* begin Data to use *

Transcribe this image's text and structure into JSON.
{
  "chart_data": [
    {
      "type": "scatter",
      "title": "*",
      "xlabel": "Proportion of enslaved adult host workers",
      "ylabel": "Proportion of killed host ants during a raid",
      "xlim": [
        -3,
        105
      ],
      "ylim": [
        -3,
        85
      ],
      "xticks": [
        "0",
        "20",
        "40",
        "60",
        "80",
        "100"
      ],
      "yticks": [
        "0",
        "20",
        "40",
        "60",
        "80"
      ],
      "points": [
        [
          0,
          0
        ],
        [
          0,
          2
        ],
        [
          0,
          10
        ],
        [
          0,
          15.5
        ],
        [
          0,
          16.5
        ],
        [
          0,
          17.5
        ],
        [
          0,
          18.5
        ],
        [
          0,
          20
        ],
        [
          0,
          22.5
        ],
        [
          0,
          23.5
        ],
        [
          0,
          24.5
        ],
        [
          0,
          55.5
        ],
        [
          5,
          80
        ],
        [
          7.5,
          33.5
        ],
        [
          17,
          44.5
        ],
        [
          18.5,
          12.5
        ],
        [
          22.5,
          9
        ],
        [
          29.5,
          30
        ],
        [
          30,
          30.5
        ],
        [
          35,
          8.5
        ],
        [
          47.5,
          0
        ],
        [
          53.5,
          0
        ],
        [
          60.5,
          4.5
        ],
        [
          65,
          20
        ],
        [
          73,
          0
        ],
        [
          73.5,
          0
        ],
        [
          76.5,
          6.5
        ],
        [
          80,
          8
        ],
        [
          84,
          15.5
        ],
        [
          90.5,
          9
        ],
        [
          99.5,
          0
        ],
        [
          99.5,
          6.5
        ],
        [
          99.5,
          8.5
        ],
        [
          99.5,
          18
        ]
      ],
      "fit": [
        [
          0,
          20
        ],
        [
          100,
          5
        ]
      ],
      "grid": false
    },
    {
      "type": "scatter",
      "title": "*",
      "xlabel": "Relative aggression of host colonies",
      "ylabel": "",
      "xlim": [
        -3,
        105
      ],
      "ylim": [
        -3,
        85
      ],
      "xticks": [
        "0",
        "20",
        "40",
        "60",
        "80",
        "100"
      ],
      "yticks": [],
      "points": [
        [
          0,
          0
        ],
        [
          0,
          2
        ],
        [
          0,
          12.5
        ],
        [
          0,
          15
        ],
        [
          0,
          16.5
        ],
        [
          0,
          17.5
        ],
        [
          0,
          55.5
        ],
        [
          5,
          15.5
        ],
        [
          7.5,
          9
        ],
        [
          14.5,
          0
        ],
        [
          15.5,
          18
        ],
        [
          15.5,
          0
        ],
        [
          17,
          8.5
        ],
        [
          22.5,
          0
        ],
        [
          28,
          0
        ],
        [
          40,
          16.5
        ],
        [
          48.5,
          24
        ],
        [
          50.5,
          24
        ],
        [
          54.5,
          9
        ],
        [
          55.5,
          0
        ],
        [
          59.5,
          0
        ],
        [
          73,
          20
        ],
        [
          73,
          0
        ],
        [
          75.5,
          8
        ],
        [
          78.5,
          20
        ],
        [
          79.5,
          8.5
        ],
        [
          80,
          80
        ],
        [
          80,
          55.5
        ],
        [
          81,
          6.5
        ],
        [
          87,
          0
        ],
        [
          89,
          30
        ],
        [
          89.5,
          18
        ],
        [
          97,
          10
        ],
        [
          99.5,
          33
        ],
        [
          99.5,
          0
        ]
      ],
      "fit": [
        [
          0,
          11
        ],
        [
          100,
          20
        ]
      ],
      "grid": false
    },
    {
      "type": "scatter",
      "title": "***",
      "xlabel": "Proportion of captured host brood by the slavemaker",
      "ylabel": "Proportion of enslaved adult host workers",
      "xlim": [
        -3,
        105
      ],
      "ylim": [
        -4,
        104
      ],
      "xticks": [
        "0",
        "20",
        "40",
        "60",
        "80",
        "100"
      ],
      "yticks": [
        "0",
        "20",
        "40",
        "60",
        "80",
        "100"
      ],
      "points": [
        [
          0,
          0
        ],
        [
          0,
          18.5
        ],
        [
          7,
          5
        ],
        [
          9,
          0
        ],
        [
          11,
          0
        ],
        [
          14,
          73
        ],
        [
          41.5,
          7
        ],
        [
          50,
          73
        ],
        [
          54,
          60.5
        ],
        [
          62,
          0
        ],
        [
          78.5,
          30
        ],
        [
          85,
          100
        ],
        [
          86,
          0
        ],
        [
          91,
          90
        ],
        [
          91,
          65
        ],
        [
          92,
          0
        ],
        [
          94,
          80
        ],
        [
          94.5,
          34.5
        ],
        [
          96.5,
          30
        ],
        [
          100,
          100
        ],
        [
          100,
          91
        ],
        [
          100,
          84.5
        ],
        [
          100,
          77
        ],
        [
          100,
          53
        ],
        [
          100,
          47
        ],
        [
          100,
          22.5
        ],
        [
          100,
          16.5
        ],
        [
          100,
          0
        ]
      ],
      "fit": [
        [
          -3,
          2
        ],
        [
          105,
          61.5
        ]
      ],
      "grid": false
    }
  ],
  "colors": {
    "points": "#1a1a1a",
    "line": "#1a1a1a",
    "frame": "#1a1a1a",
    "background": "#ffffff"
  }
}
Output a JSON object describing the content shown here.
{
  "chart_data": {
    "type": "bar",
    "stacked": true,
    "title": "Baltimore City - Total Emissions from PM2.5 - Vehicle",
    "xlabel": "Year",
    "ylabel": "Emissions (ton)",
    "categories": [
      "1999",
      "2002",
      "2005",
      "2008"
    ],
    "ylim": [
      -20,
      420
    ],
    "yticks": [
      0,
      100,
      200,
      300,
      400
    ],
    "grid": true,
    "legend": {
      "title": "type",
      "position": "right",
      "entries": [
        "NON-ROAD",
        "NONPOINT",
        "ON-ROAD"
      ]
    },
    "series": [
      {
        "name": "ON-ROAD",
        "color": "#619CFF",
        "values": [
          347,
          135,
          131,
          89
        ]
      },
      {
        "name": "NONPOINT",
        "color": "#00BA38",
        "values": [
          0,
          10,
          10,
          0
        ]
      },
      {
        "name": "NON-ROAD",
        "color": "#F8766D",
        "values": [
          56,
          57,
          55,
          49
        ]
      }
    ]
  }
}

* end Data to use *
* begin Data to use *

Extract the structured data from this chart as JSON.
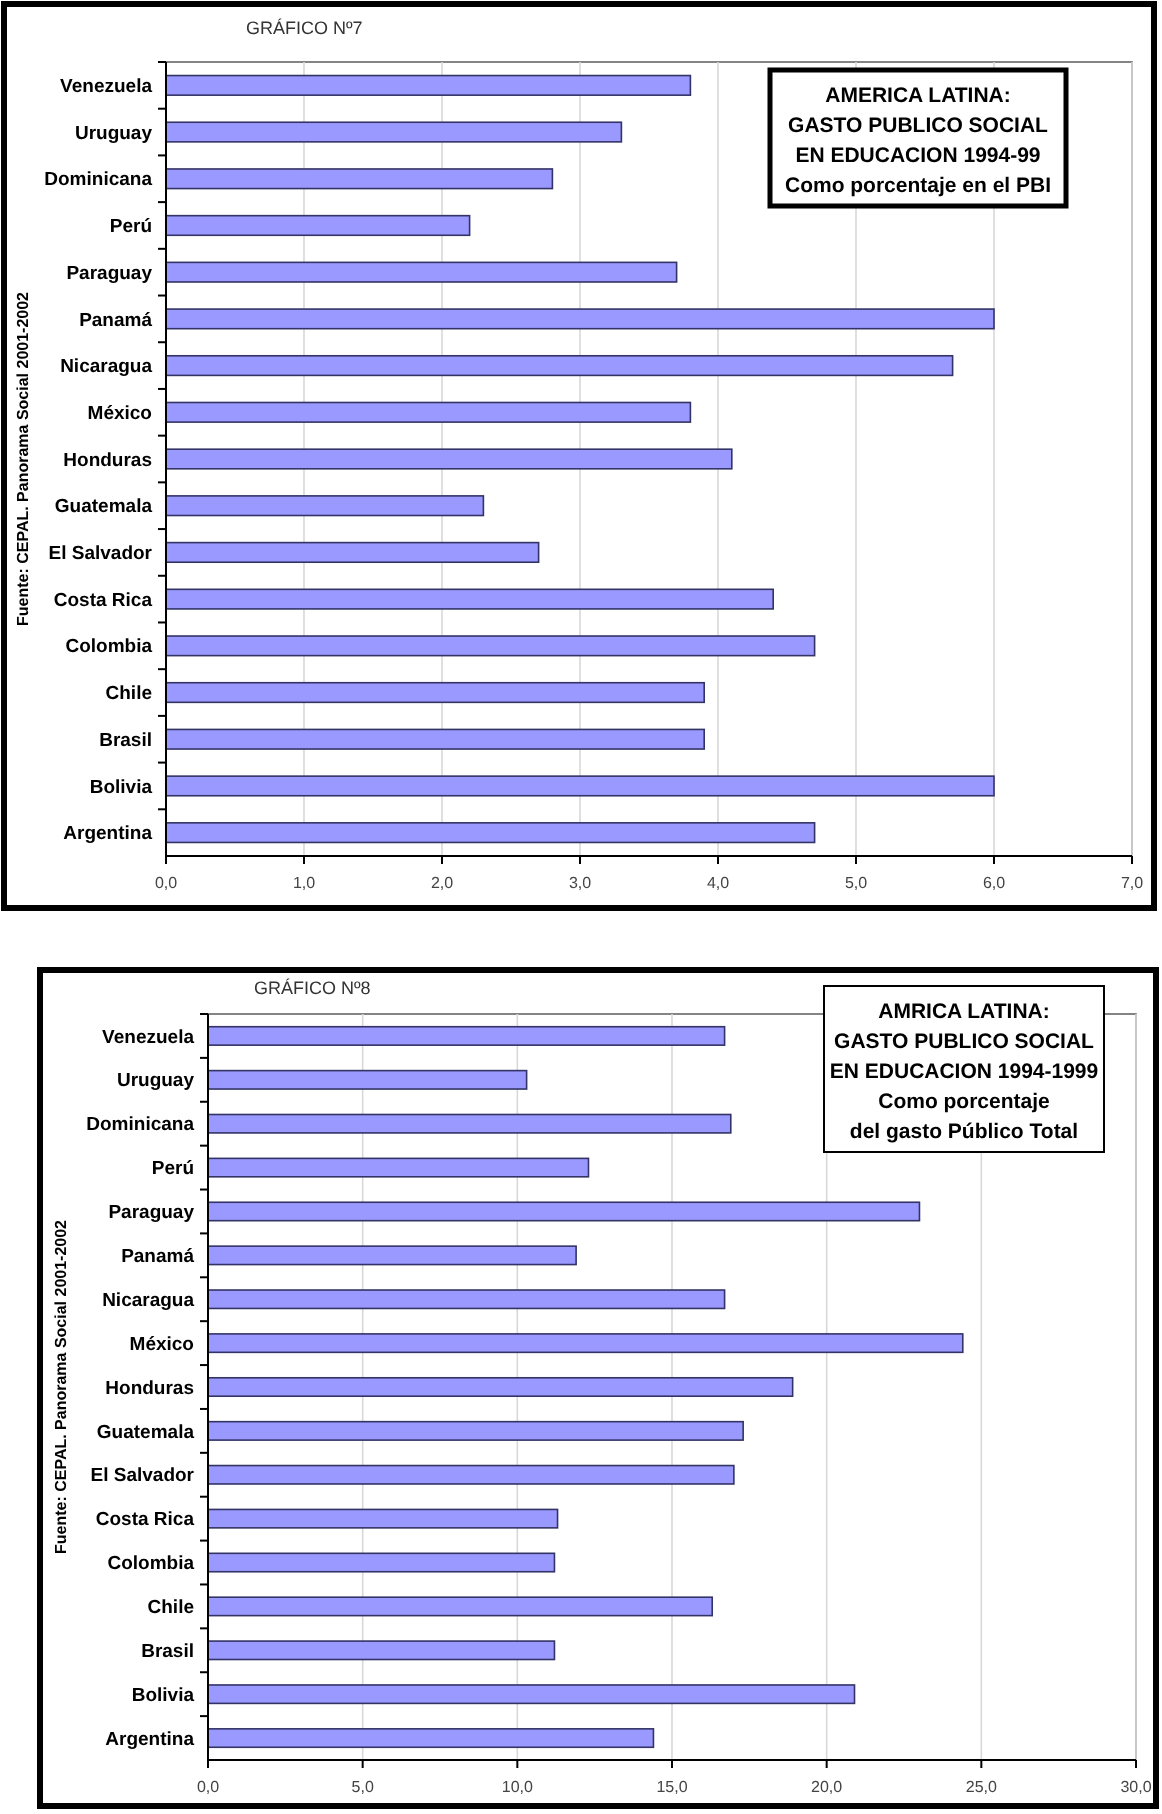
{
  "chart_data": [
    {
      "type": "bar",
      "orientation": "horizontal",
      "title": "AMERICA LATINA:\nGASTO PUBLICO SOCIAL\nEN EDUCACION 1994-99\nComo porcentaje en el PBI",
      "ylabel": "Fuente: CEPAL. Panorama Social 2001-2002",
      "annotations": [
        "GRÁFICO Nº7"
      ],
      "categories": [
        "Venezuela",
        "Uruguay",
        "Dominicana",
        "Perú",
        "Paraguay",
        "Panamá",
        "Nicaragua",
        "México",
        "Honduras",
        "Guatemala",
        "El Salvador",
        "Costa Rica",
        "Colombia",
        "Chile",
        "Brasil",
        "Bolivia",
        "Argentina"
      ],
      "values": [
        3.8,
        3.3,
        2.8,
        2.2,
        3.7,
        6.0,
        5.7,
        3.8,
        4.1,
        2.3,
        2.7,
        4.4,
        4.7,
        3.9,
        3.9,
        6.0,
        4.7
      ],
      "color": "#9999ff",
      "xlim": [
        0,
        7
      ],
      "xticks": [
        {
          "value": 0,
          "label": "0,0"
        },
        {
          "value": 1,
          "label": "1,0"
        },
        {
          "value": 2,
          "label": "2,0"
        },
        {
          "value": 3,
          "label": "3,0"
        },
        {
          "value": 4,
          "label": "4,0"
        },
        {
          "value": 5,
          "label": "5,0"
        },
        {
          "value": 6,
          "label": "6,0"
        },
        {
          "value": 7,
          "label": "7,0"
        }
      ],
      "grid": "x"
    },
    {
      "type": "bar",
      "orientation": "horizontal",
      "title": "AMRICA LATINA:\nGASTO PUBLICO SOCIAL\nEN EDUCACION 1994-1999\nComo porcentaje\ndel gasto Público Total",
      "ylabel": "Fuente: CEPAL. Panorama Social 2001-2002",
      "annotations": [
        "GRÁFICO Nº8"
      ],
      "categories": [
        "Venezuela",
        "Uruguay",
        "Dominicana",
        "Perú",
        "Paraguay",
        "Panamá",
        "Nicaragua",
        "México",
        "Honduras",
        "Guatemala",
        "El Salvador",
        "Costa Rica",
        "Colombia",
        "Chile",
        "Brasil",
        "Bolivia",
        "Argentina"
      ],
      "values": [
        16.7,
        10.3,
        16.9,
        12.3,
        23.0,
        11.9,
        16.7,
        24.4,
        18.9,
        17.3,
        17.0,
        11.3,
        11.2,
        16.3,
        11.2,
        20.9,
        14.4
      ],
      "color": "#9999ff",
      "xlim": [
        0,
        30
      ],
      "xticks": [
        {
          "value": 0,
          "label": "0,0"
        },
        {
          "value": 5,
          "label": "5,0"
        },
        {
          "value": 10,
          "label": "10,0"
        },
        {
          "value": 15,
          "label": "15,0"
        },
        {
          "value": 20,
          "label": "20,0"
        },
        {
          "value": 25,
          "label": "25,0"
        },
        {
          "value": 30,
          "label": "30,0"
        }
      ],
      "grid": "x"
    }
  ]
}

* end Data to use *

__Aim__. Go through the material and copy out every line with "nComo" in it.

__Response to this exercise__.
      "title": "AMERICA LATINA:\nGASTO PUBLICO SOCIAL\nEN EDUCACION 1994-99\nComo porcentaje en el PBI",
      "title": "AMRICA LATINA:\nGASTO PUBLICO SOCIAL\nEN EDUCACION 1994-1999\nComo porcentaje\ndel gasto Público Total",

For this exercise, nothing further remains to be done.